**TASK DETAILS**. State the number of lines in the material below that have "labels" in them, without any other text.

**INFORMATION SHOWN**.
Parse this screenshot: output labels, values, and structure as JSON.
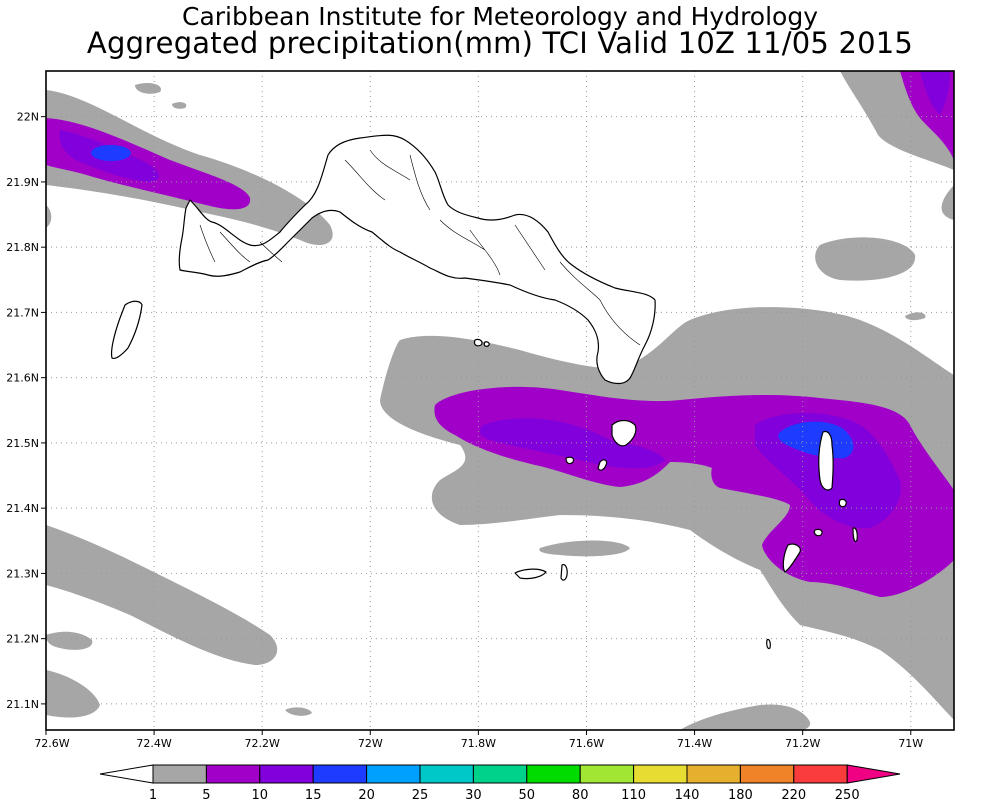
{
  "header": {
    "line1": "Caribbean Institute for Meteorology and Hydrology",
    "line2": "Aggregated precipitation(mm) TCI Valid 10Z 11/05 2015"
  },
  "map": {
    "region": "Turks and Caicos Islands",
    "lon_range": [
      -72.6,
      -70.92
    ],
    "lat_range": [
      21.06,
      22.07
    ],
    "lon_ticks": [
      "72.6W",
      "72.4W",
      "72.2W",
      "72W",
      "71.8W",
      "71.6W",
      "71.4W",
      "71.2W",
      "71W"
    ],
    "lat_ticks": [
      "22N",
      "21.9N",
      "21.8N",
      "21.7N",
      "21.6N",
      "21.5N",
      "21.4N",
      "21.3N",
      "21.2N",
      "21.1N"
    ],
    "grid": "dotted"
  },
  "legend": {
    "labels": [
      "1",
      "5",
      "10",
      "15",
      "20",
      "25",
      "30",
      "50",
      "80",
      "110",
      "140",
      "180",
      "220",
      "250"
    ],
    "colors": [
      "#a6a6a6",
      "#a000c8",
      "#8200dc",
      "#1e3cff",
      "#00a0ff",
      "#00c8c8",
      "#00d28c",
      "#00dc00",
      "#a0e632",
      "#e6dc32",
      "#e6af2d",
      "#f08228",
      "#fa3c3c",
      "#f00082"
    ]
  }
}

**RESULT BELOW**. 2